##### Listing

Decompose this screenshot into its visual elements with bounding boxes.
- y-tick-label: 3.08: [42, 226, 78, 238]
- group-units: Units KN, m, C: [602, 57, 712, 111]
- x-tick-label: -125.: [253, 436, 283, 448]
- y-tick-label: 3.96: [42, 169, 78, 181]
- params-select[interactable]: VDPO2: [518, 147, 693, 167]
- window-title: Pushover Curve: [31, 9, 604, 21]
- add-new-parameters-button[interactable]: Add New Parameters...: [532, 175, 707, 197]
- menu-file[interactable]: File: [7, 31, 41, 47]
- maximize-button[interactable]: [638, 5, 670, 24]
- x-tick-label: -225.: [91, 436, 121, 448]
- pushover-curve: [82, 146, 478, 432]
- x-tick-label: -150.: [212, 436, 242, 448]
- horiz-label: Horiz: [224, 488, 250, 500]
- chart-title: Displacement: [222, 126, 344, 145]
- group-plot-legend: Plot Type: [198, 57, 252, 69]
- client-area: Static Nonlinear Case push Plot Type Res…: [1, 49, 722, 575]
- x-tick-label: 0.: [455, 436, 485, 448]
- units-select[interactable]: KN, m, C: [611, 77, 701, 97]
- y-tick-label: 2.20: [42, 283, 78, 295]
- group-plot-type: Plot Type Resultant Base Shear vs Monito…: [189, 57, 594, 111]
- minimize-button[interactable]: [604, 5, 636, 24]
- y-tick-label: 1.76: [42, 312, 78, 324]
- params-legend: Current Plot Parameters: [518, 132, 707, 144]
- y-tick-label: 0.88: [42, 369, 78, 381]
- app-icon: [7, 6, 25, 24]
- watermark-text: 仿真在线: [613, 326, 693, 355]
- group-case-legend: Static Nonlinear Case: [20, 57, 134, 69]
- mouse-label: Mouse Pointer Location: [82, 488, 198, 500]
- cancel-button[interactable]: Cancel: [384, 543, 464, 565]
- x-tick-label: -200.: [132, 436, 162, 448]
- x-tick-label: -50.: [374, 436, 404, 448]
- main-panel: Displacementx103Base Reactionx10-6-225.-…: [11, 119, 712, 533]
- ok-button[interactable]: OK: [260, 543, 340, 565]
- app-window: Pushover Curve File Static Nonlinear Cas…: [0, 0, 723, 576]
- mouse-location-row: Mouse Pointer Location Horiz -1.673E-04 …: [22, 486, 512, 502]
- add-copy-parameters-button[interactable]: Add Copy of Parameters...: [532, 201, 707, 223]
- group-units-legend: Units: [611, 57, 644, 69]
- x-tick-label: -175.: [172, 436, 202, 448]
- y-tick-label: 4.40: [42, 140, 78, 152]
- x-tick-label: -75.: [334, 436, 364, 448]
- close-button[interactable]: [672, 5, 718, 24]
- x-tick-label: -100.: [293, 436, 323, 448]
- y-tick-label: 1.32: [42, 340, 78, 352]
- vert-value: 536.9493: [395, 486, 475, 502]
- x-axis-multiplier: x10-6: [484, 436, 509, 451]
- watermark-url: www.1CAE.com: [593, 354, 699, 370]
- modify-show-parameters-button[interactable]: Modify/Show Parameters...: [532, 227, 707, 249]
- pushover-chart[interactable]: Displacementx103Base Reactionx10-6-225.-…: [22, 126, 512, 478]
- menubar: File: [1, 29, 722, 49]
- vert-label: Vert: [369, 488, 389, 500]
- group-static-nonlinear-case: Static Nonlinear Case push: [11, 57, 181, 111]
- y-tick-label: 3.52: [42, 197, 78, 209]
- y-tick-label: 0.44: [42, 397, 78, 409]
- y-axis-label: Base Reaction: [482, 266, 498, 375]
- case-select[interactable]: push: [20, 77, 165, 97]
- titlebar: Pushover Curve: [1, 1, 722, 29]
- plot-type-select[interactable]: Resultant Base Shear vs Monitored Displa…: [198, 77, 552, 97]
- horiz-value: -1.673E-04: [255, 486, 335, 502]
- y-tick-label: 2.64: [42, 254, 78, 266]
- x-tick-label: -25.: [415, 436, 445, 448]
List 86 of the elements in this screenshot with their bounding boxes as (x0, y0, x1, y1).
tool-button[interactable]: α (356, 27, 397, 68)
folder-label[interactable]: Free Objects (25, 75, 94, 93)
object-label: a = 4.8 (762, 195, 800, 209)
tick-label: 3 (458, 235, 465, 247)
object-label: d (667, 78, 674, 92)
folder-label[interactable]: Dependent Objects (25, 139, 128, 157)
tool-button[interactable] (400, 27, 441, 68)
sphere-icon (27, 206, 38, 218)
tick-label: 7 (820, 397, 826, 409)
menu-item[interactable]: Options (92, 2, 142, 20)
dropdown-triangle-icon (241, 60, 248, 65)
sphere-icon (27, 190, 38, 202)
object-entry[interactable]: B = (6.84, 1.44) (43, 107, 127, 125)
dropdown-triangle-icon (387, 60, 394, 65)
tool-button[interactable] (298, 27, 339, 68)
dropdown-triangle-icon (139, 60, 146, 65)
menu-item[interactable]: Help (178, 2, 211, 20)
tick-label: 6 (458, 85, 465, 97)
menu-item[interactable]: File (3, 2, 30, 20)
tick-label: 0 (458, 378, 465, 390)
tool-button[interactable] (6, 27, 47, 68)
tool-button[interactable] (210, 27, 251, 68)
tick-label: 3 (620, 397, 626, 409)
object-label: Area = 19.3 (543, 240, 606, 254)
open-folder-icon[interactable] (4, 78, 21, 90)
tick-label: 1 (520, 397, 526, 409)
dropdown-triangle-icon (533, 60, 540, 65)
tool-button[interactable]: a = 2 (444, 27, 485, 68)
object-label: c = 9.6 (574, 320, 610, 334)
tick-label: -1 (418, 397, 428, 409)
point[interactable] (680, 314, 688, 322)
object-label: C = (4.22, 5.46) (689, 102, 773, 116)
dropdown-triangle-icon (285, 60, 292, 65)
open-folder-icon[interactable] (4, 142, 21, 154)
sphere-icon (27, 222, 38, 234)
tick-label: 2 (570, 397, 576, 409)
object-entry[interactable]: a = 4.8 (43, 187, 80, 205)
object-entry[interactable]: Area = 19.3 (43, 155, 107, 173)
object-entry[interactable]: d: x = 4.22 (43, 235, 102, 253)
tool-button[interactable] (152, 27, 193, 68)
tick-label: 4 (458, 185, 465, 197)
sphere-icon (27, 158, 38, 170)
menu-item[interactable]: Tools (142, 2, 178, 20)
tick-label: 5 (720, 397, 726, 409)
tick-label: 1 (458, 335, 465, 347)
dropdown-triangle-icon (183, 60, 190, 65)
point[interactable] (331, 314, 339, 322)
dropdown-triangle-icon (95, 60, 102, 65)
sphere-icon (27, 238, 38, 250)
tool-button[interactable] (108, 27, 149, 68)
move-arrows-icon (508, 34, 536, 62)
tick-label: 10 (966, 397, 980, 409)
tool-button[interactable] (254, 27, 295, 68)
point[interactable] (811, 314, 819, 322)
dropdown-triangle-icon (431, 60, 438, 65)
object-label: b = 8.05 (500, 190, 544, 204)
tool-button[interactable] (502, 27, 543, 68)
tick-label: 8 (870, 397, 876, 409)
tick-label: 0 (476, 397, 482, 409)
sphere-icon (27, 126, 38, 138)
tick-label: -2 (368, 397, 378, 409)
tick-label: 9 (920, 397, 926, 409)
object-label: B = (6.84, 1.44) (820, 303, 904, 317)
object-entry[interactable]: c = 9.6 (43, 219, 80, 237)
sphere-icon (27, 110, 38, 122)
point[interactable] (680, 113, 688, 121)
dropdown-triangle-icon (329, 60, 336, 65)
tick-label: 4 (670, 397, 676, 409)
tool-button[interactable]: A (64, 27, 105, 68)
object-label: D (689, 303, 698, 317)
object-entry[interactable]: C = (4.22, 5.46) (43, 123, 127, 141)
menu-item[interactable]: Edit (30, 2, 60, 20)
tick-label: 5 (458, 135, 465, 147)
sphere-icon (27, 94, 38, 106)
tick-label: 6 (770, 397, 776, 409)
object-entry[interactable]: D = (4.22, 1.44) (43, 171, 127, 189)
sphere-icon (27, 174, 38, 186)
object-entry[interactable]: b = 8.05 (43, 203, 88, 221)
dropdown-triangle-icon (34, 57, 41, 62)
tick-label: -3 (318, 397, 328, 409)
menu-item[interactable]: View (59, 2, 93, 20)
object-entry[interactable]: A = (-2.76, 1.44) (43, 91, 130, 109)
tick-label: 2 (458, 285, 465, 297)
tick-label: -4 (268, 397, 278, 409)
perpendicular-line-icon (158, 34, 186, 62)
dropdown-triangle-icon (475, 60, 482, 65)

##########

- [Task to carry out] Copy the records word for word, starting with the first line and ending after the line that contains "- window-title: Pushover".

- [Output for this exercise]
Decompose this screenshot into its visual elements with bounding boxes.
- y-tick-label: 3.08: [42, 226, 78, 238]
- group-units: Units KN, m, C: [602, 57, 712, 111]
- x-tick-label: -125.: [253, 436, 283, 448]
- y-tick-label: 3.96: [42, 169, 78, 181]
- params-select[interactable]: VDPO2: [518, 147, 693, 167]
- window-title: Pushover Curve: [31, 9, 604, 21]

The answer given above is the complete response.